— START OF Supplied data —

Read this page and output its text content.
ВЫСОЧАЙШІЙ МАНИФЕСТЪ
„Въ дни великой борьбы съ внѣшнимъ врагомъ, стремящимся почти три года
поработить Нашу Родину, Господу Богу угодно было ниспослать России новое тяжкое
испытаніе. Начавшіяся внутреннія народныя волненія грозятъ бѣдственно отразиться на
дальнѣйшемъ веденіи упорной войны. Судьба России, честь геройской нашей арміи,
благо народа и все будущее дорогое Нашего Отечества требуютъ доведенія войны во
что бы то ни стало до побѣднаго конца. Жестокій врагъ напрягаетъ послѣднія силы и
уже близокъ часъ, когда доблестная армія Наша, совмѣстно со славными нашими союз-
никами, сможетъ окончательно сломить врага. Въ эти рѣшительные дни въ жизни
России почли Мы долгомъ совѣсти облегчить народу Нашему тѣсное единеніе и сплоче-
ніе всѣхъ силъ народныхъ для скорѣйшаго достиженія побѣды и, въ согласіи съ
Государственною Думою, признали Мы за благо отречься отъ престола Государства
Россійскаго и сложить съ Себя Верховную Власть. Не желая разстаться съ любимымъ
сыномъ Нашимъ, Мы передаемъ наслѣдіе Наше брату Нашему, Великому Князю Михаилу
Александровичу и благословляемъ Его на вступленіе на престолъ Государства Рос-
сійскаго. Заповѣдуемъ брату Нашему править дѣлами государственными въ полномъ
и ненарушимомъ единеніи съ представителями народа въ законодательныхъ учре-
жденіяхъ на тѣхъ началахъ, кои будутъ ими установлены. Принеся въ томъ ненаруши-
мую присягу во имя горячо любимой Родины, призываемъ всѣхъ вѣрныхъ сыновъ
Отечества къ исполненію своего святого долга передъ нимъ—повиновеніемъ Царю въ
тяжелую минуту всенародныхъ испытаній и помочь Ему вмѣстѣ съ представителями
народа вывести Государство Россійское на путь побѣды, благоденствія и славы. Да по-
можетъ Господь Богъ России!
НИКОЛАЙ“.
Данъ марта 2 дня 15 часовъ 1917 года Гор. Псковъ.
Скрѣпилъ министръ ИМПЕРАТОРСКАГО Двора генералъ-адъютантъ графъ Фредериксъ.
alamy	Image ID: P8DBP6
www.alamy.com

— END OF Supplied data —
— START OF Supplied data —

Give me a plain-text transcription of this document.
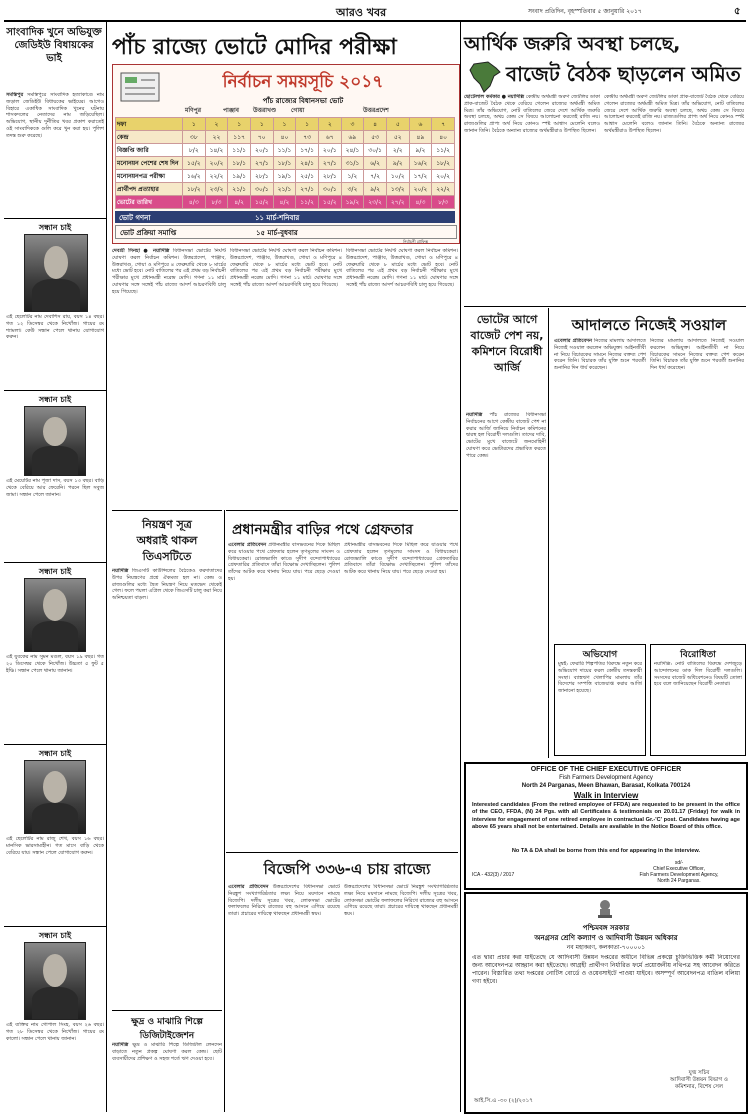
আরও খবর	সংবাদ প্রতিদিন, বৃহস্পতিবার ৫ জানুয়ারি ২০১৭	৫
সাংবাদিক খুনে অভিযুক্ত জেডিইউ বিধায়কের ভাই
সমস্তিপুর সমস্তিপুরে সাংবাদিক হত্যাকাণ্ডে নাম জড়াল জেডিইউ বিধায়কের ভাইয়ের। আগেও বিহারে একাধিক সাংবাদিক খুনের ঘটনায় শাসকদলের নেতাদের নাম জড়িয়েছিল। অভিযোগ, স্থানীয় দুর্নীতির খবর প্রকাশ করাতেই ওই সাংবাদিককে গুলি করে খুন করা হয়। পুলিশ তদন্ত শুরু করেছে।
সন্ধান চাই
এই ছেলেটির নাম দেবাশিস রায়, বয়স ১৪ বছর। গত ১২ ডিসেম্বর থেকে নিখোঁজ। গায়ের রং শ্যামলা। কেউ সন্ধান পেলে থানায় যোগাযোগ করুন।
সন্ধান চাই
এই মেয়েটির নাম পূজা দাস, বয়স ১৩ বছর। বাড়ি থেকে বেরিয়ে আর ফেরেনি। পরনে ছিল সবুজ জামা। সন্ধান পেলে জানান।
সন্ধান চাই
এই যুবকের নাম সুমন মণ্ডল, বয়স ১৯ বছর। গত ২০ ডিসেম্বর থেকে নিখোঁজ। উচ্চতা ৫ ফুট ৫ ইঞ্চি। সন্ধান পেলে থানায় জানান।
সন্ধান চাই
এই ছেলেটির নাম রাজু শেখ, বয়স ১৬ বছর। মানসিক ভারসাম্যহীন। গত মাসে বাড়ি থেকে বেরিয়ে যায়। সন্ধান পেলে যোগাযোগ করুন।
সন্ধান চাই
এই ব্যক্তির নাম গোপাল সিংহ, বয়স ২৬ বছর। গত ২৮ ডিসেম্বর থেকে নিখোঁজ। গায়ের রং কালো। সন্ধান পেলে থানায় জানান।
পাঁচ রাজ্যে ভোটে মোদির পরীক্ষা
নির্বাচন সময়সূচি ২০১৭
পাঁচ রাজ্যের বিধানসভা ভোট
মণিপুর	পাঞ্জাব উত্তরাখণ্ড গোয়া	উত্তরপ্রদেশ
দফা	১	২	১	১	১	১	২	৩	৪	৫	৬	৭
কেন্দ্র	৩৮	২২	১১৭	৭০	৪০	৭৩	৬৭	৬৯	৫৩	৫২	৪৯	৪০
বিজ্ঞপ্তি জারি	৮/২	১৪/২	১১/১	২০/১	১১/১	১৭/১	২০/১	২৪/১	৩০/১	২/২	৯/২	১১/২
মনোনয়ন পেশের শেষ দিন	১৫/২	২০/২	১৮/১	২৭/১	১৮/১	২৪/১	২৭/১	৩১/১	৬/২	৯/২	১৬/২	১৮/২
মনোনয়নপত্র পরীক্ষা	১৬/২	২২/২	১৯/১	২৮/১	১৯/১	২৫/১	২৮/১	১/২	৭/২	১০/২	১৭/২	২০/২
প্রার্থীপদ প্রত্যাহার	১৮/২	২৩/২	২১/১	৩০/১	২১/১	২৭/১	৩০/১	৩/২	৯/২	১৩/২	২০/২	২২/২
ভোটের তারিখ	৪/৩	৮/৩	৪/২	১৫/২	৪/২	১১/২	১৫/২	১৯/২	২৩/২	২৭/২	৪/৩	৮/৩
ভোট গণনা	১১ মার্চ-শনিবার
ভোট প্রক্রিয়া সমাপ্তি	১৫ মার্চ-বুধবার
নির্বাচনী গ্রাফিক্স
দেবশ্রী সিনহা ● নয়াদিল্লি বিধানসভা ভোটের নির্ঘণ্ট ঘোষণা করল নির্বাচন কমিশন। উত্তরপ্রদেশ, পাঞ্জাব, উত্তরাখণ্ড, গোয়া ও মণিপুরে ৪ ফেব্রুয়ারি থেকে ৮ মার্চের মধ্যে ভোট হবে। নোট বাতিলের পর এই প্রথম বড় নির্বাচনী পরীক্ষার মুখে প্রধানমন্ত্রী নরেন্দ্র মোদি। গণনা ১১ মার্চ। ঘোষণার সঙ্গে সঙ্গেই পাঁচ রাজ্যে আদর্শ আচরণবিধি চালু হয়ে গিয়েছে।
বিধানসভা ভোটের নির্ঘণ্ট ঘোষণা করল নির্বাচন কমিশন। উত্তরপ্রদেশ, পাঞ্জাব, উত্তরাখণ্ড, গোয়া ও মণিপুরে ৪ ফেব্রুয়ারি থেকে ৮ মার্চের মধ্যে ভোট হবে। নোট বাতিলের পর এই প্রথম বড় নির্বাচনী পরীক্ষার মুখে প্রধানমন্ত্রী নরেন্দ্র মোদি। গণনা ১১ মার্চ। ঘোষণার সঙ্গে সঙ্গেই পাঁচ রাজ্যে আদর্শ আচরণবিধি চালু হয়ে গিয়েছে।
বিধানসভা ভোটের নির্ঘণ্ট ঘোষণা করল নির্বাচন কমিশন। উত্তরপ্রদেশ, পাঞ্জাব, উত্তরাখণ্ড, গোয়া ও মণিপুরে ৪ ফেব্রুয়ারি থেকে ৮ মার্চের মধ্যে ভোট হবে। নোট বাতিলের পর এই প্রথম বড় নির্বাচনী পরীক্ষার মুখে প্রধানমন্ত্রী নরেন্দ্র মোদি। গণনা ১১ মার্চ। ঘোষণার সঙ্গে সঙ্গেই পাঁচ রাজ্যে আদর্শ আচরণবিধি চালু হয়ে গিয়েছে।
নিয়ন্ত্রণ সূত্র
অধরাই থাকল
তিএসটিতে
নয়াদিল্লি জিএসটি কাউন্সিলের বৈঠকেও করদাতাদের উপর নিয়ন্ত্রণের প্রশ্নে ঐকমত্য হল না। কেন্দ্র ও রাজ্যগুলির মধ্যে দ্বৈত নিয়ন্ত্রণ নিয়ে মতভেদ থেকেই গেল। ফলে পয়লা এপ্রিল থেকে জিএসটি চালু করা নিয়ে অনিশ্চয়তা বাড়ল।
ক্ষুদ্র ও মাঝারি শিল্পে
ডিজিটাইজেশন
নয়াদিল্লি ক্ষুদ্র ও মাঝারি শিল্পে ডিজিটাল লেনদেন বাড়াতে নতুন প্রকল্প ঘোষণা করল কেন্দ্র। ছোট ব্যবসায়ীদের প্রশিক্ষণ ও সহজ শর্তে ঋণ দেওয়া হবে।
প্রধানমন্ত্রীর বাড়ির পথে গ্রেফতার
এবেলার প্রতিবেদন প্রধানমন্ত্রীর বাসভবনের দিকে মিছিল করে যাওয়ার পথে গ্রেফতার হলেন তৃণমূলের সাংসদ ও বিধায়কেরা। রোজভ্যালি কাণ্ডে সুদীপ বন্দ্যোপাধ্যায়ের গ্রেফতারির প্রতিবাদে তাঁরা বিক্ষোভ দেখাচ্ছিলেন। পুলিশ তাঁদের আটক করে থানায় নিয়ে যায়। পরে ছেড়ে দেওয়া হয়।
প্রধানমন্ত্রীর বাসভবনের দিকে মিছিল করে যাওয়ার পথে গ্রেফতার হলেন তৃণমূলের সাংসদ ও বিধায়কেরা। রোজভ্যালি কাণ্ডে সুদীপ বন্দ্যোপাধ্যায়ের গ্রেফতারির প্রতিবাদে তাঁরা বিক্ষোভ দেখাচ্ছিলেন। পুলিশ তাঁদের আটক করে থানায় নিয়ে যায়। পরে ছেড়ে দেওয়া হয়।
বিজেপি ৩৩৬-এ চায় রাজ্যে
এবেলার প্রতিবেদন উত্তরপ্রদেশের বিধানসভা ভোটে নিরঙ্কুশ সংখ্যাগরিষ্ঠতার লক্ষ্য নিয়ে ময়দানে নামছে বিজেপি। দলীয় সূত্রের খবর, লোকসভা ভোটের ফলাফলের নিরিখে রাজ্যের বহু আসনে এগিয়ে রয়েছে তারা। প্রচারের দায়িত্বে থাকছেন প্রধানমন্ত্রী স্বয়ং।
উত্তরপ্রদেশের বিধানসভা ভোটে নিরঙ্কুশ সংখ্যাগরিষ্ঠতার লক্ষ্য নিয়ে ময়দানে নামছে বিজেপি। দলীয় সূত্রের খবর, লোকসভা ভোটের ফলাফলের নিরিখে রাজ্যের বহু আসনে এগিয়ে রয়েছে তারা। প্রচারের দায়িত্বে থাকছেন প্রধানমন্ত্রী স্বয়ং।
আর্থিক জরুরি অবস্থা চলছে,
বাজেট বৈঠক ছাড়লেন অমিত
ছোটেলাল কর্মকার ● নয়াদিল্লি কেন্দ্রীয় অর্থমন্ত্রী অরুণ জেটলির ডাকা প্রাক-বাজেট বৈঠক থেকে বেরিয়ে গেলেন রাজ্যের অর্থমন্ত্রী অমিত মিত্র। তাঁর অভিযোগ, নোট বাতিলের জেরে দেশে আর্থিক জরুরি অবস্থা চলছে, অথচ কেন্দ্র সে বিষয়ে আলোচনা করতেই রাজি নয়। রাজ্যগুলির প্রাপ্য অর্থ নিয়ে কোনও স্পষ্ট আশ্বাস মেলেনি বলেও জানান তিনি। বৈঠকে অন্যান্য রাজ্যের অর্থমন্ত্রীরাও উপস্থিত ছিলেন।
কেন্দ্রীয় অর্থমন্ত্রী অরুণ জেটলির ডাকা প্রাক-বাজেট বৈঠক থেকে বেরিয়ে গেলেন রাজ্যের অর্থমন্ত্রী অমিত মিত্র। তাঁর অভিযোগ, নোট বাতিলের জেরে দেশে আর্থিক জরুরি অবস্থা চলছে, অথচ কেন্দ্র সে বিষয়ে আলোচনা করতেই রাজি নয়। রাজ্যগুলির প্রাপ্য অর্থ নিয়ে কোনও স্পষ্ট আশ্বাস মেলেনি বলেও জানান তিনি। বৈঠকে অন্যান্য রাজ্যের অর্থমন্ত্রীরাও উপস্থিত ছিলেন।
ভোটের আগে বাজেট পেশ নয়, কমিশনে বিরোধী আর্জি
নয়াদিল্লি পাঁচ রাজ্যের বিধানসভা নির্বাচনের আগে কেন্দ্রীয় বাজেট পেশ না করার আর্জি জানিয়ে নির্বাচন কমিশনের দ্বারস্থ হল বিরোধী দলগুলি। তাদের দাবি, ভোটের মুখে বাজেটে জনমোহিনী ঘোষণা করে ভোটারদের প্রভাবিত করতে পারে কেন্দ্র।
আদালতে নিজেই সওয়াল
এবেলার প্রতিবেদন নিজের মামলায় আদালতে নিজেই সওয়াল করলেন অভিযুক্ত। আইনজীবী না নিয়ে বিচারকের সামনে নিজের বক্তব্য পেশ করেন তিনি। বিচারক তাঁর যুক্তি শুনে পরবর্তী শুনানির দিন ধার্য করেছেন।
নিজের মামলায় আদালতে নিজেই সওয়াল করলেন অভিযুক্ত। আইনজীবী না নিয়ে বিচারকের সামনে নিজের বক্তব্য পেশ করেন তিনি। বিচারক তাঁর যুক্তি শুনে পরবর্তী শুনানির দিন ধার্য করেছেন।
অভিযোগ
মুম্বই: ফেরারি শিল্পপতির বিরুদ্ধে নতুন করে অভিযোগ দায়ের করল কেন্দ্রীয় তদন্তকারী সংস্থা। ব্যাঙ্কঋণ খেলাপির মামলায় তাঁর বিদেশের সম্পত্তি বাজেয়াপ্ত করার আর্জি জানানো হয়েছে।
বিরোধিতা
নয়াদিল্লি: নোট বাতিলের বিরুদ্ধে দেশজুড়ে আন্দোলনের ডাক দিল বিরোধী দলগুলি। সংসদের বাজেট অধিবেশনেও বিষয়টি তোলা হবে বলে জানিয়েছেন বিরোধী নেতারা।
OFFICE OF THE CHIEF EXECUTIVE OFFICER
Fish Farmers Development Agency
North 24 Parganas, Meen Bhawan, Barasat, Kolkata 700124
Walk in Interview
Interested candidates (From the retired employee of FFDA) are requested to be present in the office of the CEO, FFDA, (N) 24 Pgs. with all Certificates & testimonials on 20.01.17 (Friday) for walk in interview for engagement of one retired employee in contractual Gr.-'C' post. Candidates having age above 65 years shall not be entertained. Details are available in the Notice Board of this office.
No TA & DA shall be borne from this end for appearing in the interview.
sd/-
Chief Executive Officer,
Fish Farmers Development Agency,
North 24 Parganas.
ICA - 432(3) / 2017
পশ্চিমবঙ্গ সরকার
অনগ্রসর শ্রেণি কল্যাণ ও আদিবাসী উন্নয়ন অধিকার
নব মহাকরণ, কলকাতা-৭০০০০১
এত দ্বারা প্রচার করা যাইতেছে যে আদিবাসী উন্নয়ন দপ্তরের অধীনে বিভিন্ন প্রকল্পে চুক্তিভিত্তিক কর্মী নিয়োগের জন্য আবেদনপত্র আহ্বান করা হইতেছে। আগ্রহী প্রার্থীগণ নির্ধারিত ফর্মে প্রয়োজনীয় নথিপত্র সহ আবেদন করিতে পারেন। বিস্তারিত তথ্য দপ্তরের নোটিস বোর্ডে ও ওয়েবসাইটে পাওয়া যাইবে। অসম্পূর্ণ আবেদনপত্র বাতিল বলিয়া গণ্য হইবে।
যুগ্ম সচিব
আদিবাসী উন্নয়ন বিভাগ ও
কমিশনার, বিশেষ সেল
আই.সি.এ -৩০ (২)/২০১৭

— END OF Supplied data —

* [What to do] Among the lines of the records above, count those holding the string "года", and report only the number.

* [Solution below] 2